**Goal of the exercise**:
Render each line of the records below as a Markdown table with two columns, Row for its number and Entry for its text, skipping any blank lines.

**Data section**:
>>>>
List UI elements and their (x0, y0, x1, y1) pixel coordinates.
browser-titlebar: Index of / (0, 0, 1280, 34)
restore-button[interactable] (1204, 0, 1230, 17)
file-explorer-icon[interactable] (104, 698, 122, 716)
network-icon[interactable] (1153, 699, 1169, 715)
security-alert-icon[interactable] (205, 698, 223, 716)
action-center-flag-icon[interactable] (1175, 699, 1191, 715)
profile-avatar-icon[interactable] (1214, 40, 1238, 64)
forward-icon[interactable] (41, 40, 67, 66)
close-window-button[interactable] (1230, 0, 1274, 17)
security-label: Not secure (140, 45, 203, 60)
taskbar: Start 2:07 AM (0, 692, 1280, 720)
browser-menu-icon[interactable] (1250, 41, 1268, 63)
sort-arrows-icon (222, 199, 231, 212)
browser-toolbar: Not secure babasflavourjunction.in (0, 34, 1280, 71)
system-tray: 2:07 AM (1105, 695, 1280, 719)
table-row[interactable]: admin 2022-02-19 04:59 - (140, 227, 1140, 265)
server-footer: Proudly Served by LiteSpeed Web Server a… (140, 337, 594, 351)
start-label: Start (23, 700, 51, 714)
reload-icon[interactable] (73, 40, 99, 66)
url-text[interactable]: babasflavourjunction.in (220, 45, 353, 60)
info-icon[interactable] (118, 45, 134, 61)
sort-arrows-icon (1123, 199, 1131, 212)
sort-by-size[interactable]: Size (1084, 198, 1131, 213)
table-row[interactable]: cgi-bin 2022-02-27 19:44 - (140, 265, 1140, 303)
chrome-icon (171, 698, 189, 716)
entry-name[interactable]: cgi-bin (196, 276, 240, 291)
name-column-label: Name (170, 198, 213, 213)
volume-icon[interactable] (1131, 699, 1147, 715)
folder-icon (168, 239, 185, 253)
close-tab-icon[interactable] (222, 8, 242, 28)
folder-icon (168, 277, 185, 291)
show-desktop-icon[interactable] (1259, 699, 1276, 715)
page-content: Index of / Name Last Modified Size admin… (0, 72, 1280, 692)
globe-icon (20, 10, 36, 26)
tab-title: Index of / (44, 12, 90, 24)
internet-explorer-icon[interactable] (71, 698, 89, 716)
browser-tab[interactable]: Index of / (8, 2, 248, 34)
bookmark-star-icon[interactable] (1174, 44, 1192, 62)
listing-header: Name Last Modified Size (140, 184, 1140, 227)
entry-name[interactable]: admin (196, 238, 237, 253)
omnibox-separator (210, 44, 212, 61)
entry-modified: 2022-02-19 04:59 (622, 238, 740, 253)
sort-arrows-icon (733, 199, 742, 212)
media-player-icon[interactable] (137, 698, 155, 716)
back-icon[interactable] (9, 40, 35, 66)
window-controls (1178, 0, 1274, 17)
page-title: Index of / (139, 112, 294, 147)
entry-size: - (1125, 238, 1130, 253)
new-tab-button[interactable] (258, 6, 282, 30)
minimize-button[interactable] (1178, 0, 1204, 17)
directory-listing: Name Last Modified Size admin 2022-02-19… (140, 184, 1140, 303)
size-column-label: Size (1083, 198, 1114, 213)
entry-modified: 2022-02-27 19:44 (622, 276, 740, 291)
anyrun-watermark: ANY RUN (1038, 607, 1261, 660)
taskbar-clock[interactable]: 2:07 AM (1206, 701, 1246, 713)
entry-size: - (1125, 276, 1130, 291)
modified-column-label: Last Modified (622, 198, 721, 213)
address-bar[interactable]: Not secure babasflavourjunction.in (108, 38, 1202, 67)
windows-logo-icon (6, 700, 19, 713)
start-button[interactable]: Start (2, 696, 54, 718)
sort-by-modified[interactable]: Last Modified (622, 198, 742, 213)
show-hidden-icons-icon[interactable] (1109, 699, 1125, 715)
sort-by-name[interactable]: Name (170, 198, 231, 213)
<<<<
**Finished answer**:
| Row | Entry |
|---|---|
| 1 | List UI elements and their (x0, y0, x1, y1) pixel coordinates. |
| 2 | browser-titlebar: Index of / (0, 0, 1280, 34) |
| 3 | restore-button[interactable] (1204, 0, 1230, 17) |
| 4 | file-explorer-icon[interactable] (104, 698, 122, 716) |
| 5 | network-icon[interactable] (1153, 699, 1169, 715) |
| 6 | security-alert-icon[interactable] (205, 698, 223, 716) |
| 7 | action-center-flag-icon[interactable] (1175, 699, 1191, 715) |
| 8 | profile-avatar-icon[interactable] (1214, 40, 1238, 64) |
| 9 | forward-icon[interactable] (41, 40, 67, 66) |
| 10 | close-window-button[interactable] (1230, 0, 1274, 17) |
| 11 | security-label: Not secure (140, 45, 203, 60) |
| 12 | taskbar: Start 2:07 AM (0, 692, 1280, 720) |
| 13 | browser-menu-icon[interactable] (1250, 41, 1268, 63) |
| 14 | sort-arrows-icon (222, 199, 231, 212) |
| 15 | browser-toolbar: Not secure babasflavourjunction.in (0, 34, 1280, 71) |
| 16 | system-tray: 2:07 AM (1105, 695, 1280, 719) |
| 17 | table-row[interactable]: admin 2022-02-19 04:59 - (140, 227, 1140, 265) |
| 18 | server-footer: Proudly Served by LiteSpeed Web Server a… (140, 337, 594, 351) |
| 19 | start-label: Start (23, 700, 51, 714) |
| 20 | reload-icon[interactable] (73, 40, 99, 66) |
| 21 | url-text[interactable]: babasflavourjunction.in (220, 45, 353, 60) |
| 22 | info-icon[interactable] (118, 45, 134, 61) |
| 23 | sort-arrows-icon (1123, 199, 1131, 212) |
| 24 | sort-by-size[interactable]: Size (1084, 198, 1131, 213) |
| 25 | table-row[interactable]: cgi-bin 2022-02-27 19:44 - (140, 265, 1140, 303) |
| 26 | chrome-icon (171, 698, 189, 716) |
| 27 | entry-name[interactable]: cgi-bin (196, 276, 240, 291) |
| 28 | name-column-label: Name (170, 198, 213, 213) |
| 29 | volume-icon[interactable] (1131, 699, 1147, 715) |
| 30 | folder-icon (168, 239, 185, 253) |
| 31 | close-tab-icon[interactable] (222, 8, 242, 28) |
| 32 | folder-icon (168, 277, 185, 291) |
| 33 | show-desktop-icon[interactable] (1259, 699, 1276, 715) |
| 34 | page-content: Index of / Name Last Modified Size admin… (0, 72, 1280, 692) |
| 35 | globe-icon (20, 10, 36, 26) |
| 36 | tab-title: Index of / (44, 12, 90, 24) |
| 37 | internet-explorer-icon[interactable] (71, 698, 89, 716) |
| 38 | browser-tab[interactable]: Index of / (8, 2, 248, 34) |
| 39 | bookmark-star-icon[interactable] (1174, 44, 1192, 62) |
| 40 | listing-header: Name Last Modified Size (140, 184, 1140, 227) |
| 41 | entry-name[interactable]: admin (196, 238, 237, 253) |
| 42 | omnibox-separator (210, 44, 212, 61) |
| 43 | entry-modified: 2022-02-19 04:59 (622, 238, 740, 253) |
| 44 | sort-arrows-icon (733, 199, 742, 212) |
| 45 | media-player-icon[interactable] (137, 698, 155, 716) |
| 46 | back-icon[interactable] (9, 40, 35, 66) |
| 47 | window-controls (1178, 0, 1274, 17) |
| 48 | page-title: Index of / (139, 112, 294, 147) |
| 49 | entry-size: - (1125, 238, 1130, 253) |
| 50 | new-tab-button[interactable] (258, 6, 282, 30) |
| 51 | minimize-button[interactable] (1178, 0, 1204, 17) |
| 52 | directory-listing: Name Last Modified Size admin 2022-02-19… (140, 184, 1140, 303) |
| 53 | size-column-label: Size (1083, 198, 1114, 213) |
| 54 | entry-modified: 2022-02-27 19:44 (622, 276, 740, 291) |
| 55 | anyrun-watermark: ANY RUN (1038, 607, 1261, 660) |
| 56 | taskbar-clock[interactable]: 2:07 AM (1206, 701, 1246, 713) |
| 57 | entry-size: - (1125, 276, 1130, 291) |
| 58 | modified-column-label: Last Modified (622, 198, 721, 213) |
| 59 | address-bar[interactable]: Not secure babasflavourjunction.in (108, 38, 1202, 67) |
| 60 | windows-logo-icon (6, 700, 19, 713) |
| 61 | start-button[interactable]: Start (2, 696, 54, 718) |
| 62 | sort-by-modified[interactable]: Last Modified (622, 198, 742, 213) |
| 63 | show-hidden-icons-icon[interactable] (1109, 699, 1125, 715) |
| 64 | sort-by-name[interactable]: Name (170, 198, 231, 213) |